### The request
Take each line that has the word "name" and return it.
-- start of Rows --
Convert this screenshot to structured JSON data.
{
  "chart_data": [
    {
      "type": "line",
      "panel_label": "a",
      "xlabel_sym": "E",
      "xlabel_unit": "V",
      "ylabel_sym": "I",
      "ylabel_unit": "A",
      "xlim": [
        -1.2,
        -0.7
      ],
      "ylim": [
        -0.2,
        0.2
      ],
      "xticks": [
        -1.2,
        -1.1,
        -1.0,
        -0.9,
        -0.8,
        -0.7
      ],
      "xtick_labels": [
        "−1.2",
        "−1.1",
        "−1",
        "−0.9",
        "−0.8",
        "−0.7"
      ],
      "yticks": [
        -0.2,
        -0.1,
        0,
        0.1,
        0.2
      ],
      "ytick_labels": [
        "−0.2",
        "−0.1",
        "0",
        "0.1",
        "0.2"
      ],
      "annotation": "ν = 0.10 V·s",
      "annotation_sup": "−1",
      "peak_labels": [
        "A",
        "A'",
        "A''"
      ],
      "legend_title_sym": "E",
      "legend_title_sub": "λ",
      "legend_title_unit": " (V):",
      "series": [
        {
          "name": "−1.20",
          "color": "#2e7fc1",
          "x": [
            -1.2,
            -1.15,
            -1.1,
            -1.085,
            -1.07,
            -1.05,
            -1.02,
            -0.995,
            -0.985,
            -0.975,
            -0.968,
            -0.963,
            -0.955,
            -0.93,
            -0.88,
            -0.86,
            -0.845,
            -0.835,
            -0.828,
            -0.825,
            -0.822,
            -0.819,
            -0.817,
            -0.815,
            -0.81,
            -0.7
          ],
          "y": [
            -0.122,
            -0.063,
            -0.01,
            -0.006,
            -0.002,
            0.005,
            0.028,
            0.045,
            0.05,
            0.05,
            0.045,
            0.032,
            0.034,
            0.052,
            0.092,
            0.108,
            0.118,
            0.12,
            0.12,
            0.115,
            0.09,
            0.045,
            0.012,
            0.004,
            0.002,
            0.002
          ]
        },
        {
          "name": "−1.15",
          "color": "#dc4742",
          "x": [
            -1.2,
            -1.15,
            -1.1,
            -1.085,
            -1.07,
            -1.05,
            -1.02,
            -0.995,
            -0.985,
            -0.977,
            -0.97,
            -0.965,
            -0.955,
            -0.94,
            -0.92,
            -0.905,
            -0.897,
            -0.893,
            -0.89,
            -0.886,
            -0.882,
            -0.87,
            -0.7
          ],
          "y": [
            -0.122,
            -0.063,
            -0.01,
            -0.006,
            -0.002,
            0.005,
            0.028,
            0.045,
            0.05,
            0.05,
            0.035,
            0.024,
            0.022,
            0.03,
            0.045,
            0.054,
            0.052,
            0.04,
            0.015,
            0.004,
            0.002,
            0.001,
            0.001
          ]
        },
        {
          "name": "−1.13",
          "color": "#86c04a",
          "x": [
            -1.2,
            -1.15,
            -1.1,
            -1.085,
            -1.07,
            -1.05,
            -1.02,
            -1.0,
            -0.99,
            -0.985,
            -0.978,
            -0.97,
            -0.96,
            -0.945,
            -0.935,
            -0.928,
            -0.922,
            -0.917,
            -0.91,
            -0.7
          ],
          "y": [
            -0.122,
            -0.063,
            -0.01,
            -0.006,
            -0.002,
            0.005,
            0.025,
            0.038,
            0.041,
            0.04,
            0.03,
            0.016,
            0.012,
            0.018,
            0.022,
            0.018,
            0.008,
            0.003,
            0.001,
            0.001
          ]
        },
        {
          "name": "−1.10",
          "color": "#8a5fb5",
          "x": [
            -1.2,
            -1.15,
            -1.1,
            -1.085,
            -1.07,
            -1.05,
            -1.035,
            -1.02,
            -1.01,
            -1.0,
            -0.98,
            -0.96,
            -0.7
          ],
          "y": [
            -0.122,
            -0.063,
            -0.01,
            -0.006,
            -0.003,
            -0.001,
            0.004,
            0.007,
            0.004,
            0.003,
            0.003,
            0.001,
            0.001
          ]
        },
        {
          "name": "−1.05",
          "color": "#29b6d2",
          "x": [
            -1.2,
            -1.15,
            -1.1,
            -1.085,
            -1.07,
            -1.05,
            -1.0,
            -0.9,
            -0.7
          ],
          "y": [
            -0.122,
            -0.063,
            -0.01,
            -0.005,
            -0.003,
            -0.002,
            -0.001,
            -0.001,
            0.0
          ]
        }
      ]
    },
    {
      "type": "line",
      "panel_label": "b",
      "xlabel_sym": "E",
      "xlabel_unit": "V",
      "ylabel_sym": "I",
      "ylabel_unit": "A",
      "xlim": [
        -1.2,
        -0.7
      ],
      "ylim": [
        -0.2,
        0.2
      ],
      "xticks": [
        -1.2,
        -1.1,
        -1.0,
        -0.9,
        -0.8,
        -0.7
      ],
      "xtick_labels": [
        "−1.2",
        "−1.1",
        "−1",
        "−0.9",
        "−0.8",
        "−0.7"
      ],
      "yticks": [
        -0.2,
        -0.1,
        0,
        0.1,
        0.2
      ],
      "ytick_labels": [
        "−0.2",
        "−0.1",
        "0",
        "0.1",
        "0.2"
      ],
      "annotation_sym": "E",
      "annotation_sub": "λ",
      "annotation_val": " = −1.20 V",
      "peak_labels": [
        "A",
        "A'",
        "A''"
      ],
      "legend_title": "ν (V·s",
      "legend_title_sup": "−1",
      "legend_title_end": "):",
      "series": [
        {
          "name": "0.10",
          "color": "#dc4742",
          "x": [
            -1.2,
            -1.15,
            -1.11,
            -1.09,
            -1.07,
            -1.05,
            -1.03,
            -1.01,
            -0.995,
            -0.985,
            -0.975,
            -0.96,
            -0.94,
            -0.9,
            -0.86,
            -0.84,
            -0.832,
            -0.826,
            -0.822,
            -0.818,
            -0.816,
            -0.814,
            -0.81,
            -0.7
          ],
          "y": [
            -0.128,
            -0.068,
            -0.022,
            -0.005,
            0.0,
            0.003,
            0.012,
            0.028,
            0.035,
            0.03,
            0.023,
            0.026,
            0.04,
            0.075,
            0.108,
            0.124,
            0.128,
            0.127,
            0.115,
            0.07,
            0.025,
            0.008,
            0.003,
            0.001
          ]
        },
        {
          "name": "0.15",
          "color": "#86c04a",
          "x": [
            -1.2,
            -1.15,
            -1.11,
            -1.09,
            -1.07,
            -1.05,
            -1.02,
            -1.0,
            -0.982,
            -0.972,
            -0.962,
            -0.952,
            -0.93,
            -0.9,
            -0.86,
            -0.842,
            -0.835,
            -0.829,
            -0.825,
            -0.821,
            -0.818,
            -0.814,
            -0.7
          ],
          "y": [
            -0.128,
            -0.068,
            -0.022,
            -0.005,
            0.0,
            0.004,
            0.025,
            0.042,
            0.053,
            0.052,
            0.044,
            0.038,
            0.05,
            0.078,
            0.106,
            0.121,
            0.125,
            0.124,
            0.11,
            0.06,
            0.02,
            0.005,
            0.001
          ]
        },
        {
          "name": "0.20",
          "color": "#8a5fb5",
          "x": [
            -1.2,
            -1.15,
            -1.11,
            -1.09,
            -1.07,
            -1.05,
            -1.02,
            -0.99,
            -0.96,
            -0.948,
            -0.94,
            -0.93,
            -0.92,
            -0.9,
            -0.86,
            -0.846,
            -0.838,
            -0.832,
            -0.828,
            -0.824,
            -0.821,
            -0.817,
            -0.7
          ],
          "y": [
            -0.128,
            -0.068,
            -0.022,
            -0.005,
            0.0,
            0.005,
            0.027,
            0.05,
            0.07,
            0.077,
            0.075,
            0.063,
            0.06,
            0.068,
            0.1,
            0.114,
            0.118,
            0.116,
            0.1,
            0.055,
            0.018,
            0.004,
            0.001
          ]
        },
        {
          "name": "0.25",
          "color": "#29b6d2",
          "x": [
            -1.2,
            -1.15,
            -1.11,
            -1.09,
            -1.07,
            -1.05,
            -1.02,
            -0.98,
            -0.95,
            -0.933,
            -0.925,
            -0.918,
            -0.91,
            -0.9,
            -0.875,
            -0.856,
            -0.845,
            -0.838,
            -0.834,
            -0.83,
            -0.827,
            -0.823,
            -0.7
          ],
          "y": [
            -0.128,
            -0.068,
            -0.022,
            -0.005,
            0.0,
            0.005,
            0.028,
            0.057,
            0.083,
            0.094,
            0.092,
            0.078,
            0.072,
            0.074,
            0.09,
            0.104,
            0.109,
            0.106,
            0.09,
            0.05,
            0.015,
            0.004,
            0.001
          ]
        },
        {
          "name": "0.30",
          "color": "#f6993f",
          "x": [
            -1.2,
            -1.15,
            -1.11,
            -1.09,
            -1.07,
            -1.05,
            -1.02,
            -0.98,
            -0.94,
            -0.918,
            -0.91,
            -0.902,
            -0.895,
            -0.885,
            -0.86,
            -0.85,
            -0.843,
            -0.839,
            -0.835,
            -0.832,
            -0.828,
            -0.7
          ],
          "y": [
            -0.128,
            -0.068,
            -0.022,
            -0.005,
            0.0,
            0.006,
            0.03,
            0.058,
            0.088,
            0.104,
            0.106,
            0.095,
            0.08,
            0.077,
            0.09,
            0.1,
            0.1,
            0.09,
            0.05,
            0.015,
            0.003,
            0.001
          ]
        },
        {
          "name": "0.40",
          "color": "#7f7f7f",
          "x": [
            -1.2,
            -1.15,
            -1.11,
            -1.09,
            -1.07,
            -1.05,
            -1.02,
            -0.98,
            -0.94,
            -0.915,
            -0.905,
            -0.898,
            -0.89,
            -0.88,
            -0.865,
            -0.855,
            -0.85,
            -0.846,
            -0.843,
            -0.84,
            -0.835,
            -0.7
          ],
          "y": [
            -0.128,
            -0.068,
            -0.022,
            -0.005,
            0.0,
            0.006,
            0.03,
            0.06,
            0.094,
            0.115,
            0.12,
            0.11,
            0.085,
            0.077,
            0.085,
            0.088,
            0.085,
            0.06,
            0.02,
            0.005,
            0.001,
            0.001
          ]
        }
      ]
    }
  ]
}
-- end of Rows --
### Exercise response
          "name": "−1.20",
          "name": "−1.15",
          "name": "−1.13",
          "name": "−1.10",
          "name": "−1.05",
          "name": "0.10",
          "name": "0.15",
          "name": "0.20",
          "name": "0.25",
          "name": "0.30",
          "name": "0.40",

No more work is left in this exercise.